Problem description:
Copy the lines that follow, keeping every character the same.

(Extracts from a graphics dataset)
____
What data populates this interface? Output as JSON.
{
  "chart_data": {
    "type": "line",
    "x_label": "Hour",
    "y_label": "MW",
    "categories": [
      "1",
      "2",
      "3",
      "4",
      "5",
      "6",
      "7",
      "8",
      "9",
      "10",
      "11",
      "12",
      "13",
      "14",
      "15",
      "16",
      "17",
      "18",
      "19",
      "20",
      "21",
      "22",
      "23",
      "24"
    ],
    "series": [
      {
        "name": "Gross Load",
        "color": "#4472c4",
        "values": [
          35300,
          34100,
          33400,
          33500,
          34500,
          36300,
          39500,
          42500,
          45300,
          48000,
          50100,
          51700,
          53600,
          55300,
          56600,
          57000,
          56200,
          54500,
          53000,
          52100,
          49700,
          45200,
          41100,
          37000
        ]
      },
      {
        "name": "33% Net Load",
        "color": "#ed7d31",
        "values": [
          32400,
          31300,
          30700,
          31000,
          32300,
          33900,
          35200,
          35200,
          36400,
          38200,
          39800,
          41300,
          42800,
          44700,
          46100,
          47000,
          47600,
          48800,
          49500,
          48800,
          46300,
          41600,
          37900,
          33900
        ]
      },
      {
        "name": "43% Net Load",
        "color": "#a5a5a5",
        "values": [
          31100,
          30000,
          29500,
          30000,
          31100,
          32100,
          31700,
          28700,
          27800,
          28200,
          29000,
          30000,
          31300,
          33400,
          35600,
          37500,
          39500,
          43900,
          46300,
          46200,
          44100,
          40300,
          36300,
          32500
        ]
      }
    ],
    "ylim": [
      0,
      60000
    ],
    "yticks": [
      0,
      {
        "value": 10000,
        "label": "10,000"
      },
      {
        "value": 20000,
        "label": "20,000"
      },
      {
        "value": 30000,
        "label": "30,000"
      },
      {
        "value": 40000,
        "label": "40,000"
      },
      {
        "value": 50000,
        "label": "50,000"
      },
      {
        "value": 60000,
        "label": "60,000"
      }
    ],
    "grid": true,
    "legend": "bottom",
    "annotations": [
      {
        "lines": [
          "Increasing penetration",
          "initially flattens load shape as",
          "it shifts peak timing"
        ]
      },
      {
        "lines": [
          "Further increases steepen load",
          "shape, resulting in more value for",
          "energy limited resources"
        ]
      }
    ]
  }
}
____
Output of the exercise:
What data populates this interface? Output as JSON.
{
  "chart_data": {
    "type": "line",
    "x_label": "Hour",
    "y_label": "MW",
    "categories": [
      "1",
      "2",
      "3",
      "4",
      "5",
      "6",
      "7",
      "8",
      "9",
      "10",
      "11",
      "12",
      "13",
      "14",
      "15",
      "16",
      "17",
      "18",
      "19",
      "20",
      "21",
      "22",
      "23",
      "24"
    ],
    "series": [
      {
        "name": "Gross Load",
        "color": "#4472c4",
        "values": [
          35300,
          34100,
          33400,
          33500,
          34500,
          36300,
          39500,
          42500,
          45300,
          48000,
          50100,
          51700,
          53600,
          55300,
          56600,
          57000,
          56200,
          54500,
          53000,
          52100,
          49700,
          45200,
          41100,
          37000
        ]
      },
      {
        "name": "33% Net Load",
        "color": "#ed7d31",
        "values": [
          32400,
          31300,
          30700,
          31000,
          32300,
          33900,
          35200,
          35200,
          36400,
          38200,
          39800,
          41300,
          42800,
          44700,
          46100,
          47000,
          47600,
          48800,
          49500,
          48800,
          46300,
          41600,
          37900,
          33900
        ]
      },
      {
        "name": "43% Net Load",
        "color": "#a5a5a5",
        "values": [
          31100,
          30000,
          29500,
          30000,
          31100,
          32100,
          31700,
          28700,
          27800,
          28200,
          29000,
          30000,
          31300,
          33400,
          35600,
          37500,
          39500,
          43900,
          46300,
          46200,
          44100,
          40300,
          36300,
          32500
        ]
      }
    ],
    "ylim": [
      0,
      60000
    ],
    "yticks": [
      0,
      {
        "value": 10000,
        "label": "10,000"
      },
      {
        "value": 20000,
        "label": "20,000"
      },
      {
        "value": 30000,
        "label": "30,000"
      },
      {
        "value": 40000,
        "label": "40,000"
      },
      {
        "value": 50000,
        "label": "50,000"
      },
      {
        "value": 60000,
        "label": "60,000"
      }
    ],
    "grid": true,
    "legend": "bottom",
    "annotations": [
      {
        "lines": [
          "Increasing penetration",
          "initially flattens load shape as",
          "it shifts peak timing"
        ]
      },
      {
        "lines": [
          "Further increases steepen load",
          "shape, resulting in more value for",
          "energy limited resources"
        ]
      }
    ]
  }
}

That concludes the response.